- EXERCISE AIM:
Pictures stay out of the copy; restate everything else in the material exactly.

[begin RAW RECORDS]

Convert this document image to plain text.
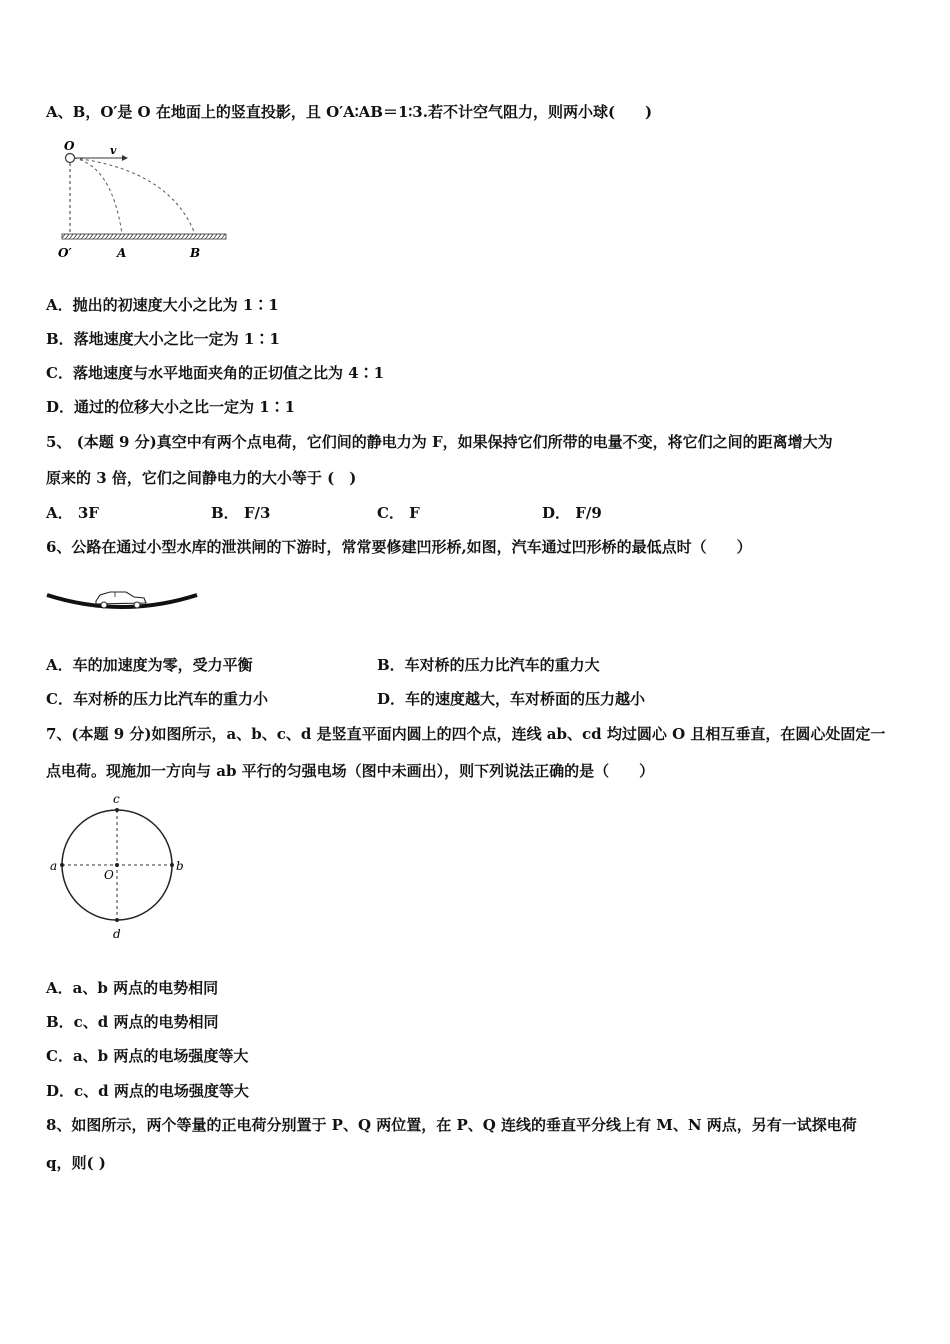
A、B，O′是 O 在地面上的竖直投影，且 O′A∶AB＝1∶3.若不计空气阻力，则两小球(　　)
O	v
O′	A	B
A．抛出的初速度大小之比为 1∶1
B．落地速度大小之比一定为 1∶1
C．落地速度与水平地面夹角的正切值之比为 4∶1
D．通过的位移大小之比一定为 1∶1
5、 (本题 9 分)真空中有两个点电荷，它们间的静电力为 F，如果保持它们所带的电量不变，将它们之间的距离增大为
原来的 3 倍，它们之间静电力的大小等于 (　)
A． 3F	B． F/3	C． F	D． F/9
6、公路在通过小型水库的泄洪闸的下游时，常常要修建凹形桥,如图，汽车通过凹形桥的最低点时（　　）
A．车的加速度为零，受力平衡	B．车对桥的压力比汽车的重力大
C．车对桥的压力比汽车的重力小	D．车的速度越大，车对桥面的压力越小
7、(本题 9 分)如图所示，a、b、c、d 是竖直平面内圆上的四个点，连线 ab、cd 均过圆心 O 且相互垂直，在圆心处固定一
点电荷。现施加一方向与 ab 平行的匀强电场（图中未画出），则下列说法正确的是（　　）
a	b
c
d
O
A．a、b 两点的电势相同
B．c、d 两点的电势相同
C．a、b 两点的电场强度等大
D．c、d 两点的电场强度等大
8、如图所示，两个等量的正电荷分别置于 P、Q 两位置，在 P、Q 连线的垂直平分线上有 M、N 两点，另有一试探电荷
q，则( )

[end RAW RECORDS]

- WRITTEN REPLY:
Convert this document image to plain text.
A、B，O′是 O 在地面上的竖直投影，且 O′A∶AB＝1∶3.若不计空气阻力，则两小球(　　)
O	v
O′	A	B
A．抛出的初速度大小之比为 1∶1
B．落地速度大小之比一定为 1∶1
C．落地速度与水平地面夹角的正切值之比为 4∶1
D．通过的位移大小之比一定为 1∶1
5、 (本题 9 分)真空中有两个点电荷，它们间的静电力为 F，如果保持它们所带的电量不变，将它们之间的距离增大为
原来的 3 倍，它们之间静电力的大小等于 (　)
A． 3F	B． F/3	C． F	D． F/9
6、公路在通过小型水库的泄洪闸的下游时，常常要修建凹形桥,如图，汽车通过凹形桥的最低点时（　　）
A．车的加速度为零，受力平衡	B．车对桥的压力比汽车的重力大
C．车对桥的压力比汽车的重力小	D．车的速度越大，车对桥面的压力越小
7、(本题 9 分)如图所示，a、b、c、d 是竖直平面内圆上的四个点，连线 ab、cd 均过圆心 O 且相互垂直，在圆心处固定一
点电荷。现施加一方向与 ab 平行的匀强电场（图中未画出），则下列说法正确的是（　　）
a	b
c
d
O
A．a、b 两点的电势相同
B．c、d 两点的电势相同
C．a、b 两点的电场强度等大
D．c、d 两点的电场强度等大
8、如图所示，两个等量的正电荷分别置于 P、Q 两位置，在 P、Q 连线的垂直平分线上有 M、N 两点，另有一试探电荷
q，则( )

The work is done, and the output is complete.